#### What the task asks
Word for word, retype every entry in the listing.

── Records for the task

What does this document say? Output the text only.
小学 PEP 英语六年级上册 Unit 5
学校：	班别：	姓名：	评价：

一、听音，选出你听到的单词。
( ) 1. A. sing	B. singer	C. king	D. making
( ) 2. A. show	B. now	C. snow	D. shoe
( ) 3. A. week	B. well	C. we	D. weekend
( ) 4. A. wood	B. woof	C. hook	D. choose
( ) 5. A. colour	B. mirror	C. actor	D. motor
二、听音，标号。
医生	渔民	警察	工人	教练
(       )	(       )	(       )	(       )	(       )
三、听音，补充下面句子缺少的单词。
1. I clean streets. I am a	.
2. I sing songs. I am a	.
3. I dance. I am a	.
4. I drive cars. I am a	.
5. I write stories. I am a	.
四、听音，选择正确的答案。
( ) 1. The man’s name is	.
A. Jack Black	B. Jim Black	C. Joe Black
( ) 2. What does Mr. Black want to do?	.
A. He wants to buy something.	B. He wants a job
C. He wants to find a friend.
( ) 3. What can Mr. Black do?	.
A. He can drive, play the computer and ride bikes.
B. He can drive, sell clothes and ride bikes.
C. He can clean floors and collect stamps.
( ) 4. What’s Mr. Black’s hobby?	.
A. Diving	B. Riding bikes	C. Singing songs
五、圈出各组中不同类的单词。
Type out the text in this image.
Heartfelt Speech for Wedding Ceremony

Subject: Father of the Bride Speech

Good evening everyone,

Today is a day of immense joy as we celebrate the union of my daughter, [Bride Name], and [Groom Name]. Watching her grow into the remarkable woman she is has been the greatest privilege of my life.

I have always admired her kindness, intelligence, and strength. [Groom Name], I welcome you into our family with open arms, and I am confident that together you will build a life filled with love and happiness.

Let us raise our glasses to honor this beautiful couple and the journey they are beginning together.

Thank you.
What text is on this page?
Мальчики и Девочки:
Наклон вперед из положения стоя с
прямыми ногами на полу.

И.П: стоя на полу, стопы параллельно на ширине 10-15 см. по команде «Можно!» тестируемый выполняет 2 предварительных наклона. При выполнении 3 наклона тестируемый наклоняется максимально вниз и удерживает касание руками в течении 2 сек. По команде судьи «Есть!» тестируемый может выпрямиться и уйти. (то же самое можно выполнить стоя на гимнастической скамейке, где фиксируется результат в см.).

────

#### The reply
What does this document say? Output the text only.
小学 PEP 英语六年级上册 Unit 5
学校：	班别：	姓名：	评价：

一、听音，选出你听到的单词。
( ) 1. A. sing	B. singer	C. king	D. making
( ) 2. A. show	B. now	C. snow	D. shoe
( ) 3. A. week	B. well	C. we	D. weekend
( ) 4. A. wood	B. woof	C. hook	D. choose
( ) 5. A. colour	B. mirror	C. actor	D. motor
二、听音，标号。
医生	渔民	警察	工人	教练
(       )	(       )	(       )	(       )	(       )
三、听音，补充下面句子缺少的单词。
1. I clean streets. I am a	.
2. I sing songs. I am a	.
3. I dance. I am a	.
4. I drive cars. I am a	.
5. I write stories. I am a	.
四、听音，选择正确的答案。
( ) 1. The man’s name is	.
A. Jack Black	B. Jim Black	C. Joe Black
( ) 2. What does Mr. Black want to do?	.
A. He wants to buy something.	B. He wants a job
C. He wants to find a friend.
( ) 3. What can Mr. Black do?	.
A. He can drive, play the computer and ride bikes.
B. He can drive, sell clothes and ride bikes.
C. He can clean floors and collect stamps.
( ) 4. What’s Mr. Black’s hobby?	.
A. Diving	B. Riding bikes	C. Singing songs
五、圈出各组中不同类的单词。
Type out the text in this image.
Heartfelt Speech for Wedding Ceremony

Subject: Father of the Bride Speech

Good evening everyone,

Today is a day of immense joy as we celebrate the union of my daughter, [Bride Name], and [Groom Name]. Watching her grow into the remarkable woman she is has been the greatest privilege of my life.

I have always admired her kindness, intelligence, and strength. [Groom Name], I welcome you into our family with open arms, and I am confident that together you will build a life filled with love and happiness.

Let us raise our glasses to honor this beautiful couple and the journey they are beginning together.

Thank you.
What text is on this page?
Мальчики и Девочки:
Наклон вперед из положения стоя с
прямыми ногами на полу.

И.П: стоя на полу, стопы параллельно на ширине 10-15 см. по команде «Можно!» тестируемый выполняет 2 предварительных наклона. При выполнении 3 наклона тестируемый наклоняется максимально вниз и удерживает касание руками в течении 2 сек. По команде судьи «Есть!» тестируемый может выпрямиться и уйти. (то же самое можно выполнить стоя на гимнастической скамейке, где фиксируется результат в см.).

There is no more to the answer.